**To do:** Copy out the data below as written; omit any images.
******
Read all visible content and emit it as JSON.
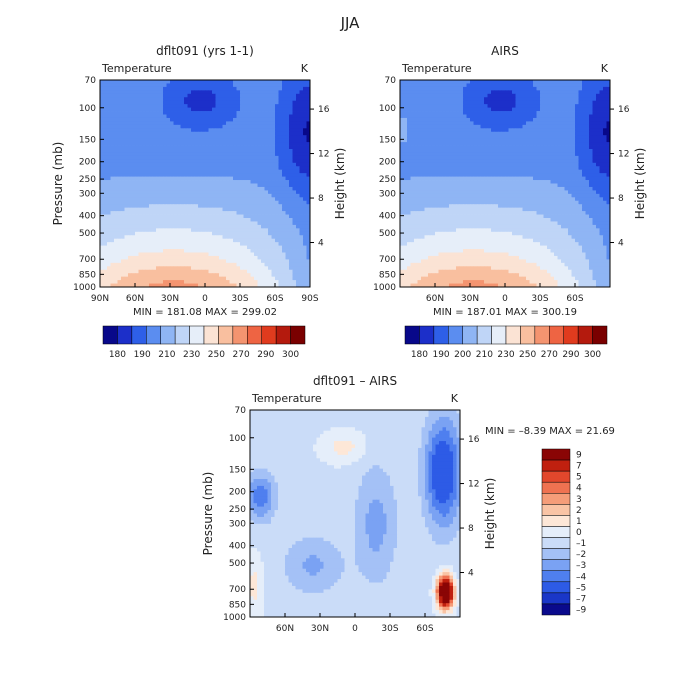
{
  "figure_title": "JJA",
  "chart_data": [
    {
      "type": "heatmap",
      "title": "dflt091 (yrs 1-1)",
      "left_string": "Temperature",
      "right_string": "K",
      "xlabel": "",
      "ylabel": "Pressure (mb)",
      "ylabel_right": "Height (km)",
      "x_ticks": [
        "90N",
        "60N",
        "30N",
        "0",
        "30S",
        "60S",
        "90S"
      ],
      "y_ticks": [
        "70",
        "100",
        "150",
        "200",
        "250",
        "300",
        "400",
        "500",
        "700",
        "850",
        "1000"
      ],
      "y_right_ticks": [
        "4",
        "8",
        "12",
        "16"
      ],
      "stats": "MIN = 181.08   MAX = 299.02",
      "contour_levels": [
        180,
        190,
        200,
        210,
        220,
        230,
        240,
        250,
        260,
        270,
        280,
        290,
        300
      ],
      "colorbar_labels": [
        "180",
        "190",
        "210",
        "230",
        "250",
        "270",
        "290",
        "300"
      ]
    },
    {
      "type": "heatmap",
      "title": "AIRS",
      "left_string": "Temperature",
      "right_string": "K",
      "xlabel": "",
      "ylabel": "",
      "ylabel_right": "Height (km)",
      "x_ticks": [
        "60N",
        "30N",
        "0",
        "30S",
        "60S"
      ],
      "y_ticks": [
        "70",
        "100",
        "150",
        "200",
        "250",
        "300",
        "400",
        "500",
        "700",
        "850",
        "1000"
      ],
      "y_right_ticks": [
        "4",
        "8",
        "12",
        "16"
      ],
      "stats": "MIN = 187.01   MAX = 300.19",
      "contour_levels": [
        180,
        190,
        200,
        210,
        220,
        230,
        240,
        250,
        260,
        270,
        280,
        290,
        300
      ],
      "colorbar_labels": [
        "180",
        "190",
        "200",
        "210",
        "230",
        "250",
        "270",
        "290",
        "300"
      ]
    },
    {
      "type": "heatmap",
      "title": "dflt091 – AIRS",
      "left_string": "Temperature",
      "right_string": "K",
      "xlabel": "",
      "ylabel": "Pressure (mb)",
      "ylabel_right": "Height (km)",
      "x_ticks": [
        "60N",
        "30N",
        "0",
        "30S",
        "60S"
      ],
      "y_ticks": [
        "70",
        "100",
        "150",
        "200",
        "250",
        "300",
        "400",
        "500",
        "700",
        "850",
        "1000"
      ],
      "y_right_ticks": [
        "4",
        "8",
        "12",
        "16"
      ],
      "stats": "MIN =  –8.39   MAX =  21.69",
      "contour_levels": [
        -9,
        -7,
        -5,
        -4,
        -3,
        -2,
        -1,
        0,
        1,
        2,
        3,
        4,
        5,
        7,
        9
      ],
      "colorbar_labels": [
        "9",
        "7",
        "5",
        "4",
        "3",
        "2",
        "1",
        "0",
        "–1",
        "–2",
        "–3",
        "–4",
        "–5",
        "–7",
        "–9"
      ]
    }
  ],
  "colors": {
    "temperature_scale": [
      "#08088a",
      "#1c2fc9",
      "#2e5fe8",
      "#5b8df0",
      "#8fb5f4",
      "#bfd5f7",
      "#e6eef9",
      "#fbe3d4",
      "#f9bf9f",
      "#f49470",
      "#ee6443",
      "#e03b1e",
      "#b41a0d",
      "#7a0000"
    ],
    "difference_scale": [
      "#0a0a8c",
      "#1a37c8",
      "#2d5be6",
      "#4f7fef",
      "#7aa2f3",
      "#a4c1f6",
      "#cadcf8",
      "#e5eefa",
      "#fde7d7",
      "#f9c4a5",
      "#f59d79",
      "#ef7251",
      "#e2472c",
      "#c0200f",
      "#8a0505"
    ]
  }
}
******
**Complete response:**
Read all visible content and emit it as JSON.
{
  "figure_title": "JJA",
  "chart_data": [
    {
      "type": "heatmap",
      "title": "dflt091 (yrs 1-1)",
      "left_string": "Temperature",
      "right_string": "K",
      "xlabel": "",
      "ylabel": "Pressure (mb)",
      "ylabel_right": "Height (km)",
      "x_ticks": [
        "90N",
        "60N",
        "30N",
        "0",
        "30S",
        "60S",
        "90S"
      ],
      "y_ticks": [
        "70",
        "100",
        "150",
        "200",
        "250",
        "300",
        "400",
        "500",
        "700",
        "850",
        "1000"
      ],
      "y_right_ticks": [
        "4",
        "8",
        "12",
        "16"
      ],
      "stats": "MIN = 181.08   MAX = 299.02",
      "contour_levels": [
        180,
        190,
        200,
        210,
        220,
        230,
        240,
        250,
        260,
        270,
        280,
        290,
        300
      ],
      "colorbar_labels": [
        "180",
        "190",
        "210",
        "230",
        "250",
        "270",
        "290",
        "300"
      ]
    },
    {
      "type": "heatmap",
      "title": "AIRS",
      "left_string": "Temperature",
      "right_string": "K",
      "xlabel": "",
      "ylabel": "",
      "ylabel_right": "Height (km)",
      "x_ticks": [
        "60N",
        "30N",
        "0",
        "30S",
        "60S"
      ],
      "y_ticks": [
        "70",
        "100",
        "150",
        "200",
        "250",
        "300",
        "400",
        "500",
        "700",
        "850",
        "1000"
      ],
      "y_right_ticks": [
        "4",
        "8",
        "12",
        "16"
      ],
      "stats": "MIN = 187.01   MAX = 300.19",
      "contour_levels": [
        180,
        190,
        200,
        210,
        220,
        230,
        240,
        250,
        260,
        270,
        280,
        290,
        300
      ],
      "colorbar_labels": [
        "180",
        "190",
        "200",
        "210",
        "230",
        "250",
        "270",
        "290",
        "300"
      ]
    },
    {
      "type": "heatmap",
      "title": "dflt091 – AIRS",
      "left_string": "Temperature",
      "right_string": "K",
      "xlabel": "",
      "ylabel": "Pressure (mb)",
      "ylabel_right": "Height (km)",
      "x_ticks": [
        "60N",
        "30N",
        "0",
        "30S",
        "60S"
      ],
      "y_ticks": [
        "70",
        "100",
        "150",
        "200",
        "250",
        "300",
        "400",
        "500",
        "700",
        "850",
        "1000"
      ],
      "y_right_ticks": [
        "4",
        "8",
        "12",
        "16"
      ],
      "stats": "MIN =  –8.39   MAX =  21.69",
      "contour_levels": [
        -9,
        -7,
        -5,
        -4,
        -3,
        -2,
        -1,
        0,
        1,
        2,
        3,
        4,
        5,
        7,
        9
      ],
      "colorbar_labels": [
        "9",
        "7",
        "5",
        "4",
        "3",
        "2",
        "1",
        "0",
        "–1",
        "–2",
        "–3",
        "–4",
        "–5",
        "–7",
        "–9"
      ]
    }
  ],
  "colors": {
    "temperature_scale": [
      "#08088a",
      "#1c2fc9",
      "#2e5fe8",
      "#5b8df0",
      "#8fb5f4",
      "#bfd5f7",
      "#e6eef9",
      "#fbe3d4",
      "#f9bf9f",
      "#f49470",
      "#ee6443",
      "#e03b1e",
      "#b41a0d",
      "#7a0000"
    ],
    "difference_scale": [
      "#0a0a8c",
      "#1a37c8",
      "#2d5be6",
      "#4f7fef",
      "#7aa2f3",
      "#a4c1f6",
      "#cadcf8",
      "#e5eefa",
      "#fde7d7",
      "#f9c4a5",
      "#f59d79",
      "#ef7251",
      "#e2472c",
      "#c0200f",
      "#8a0505"
    ]
  }
}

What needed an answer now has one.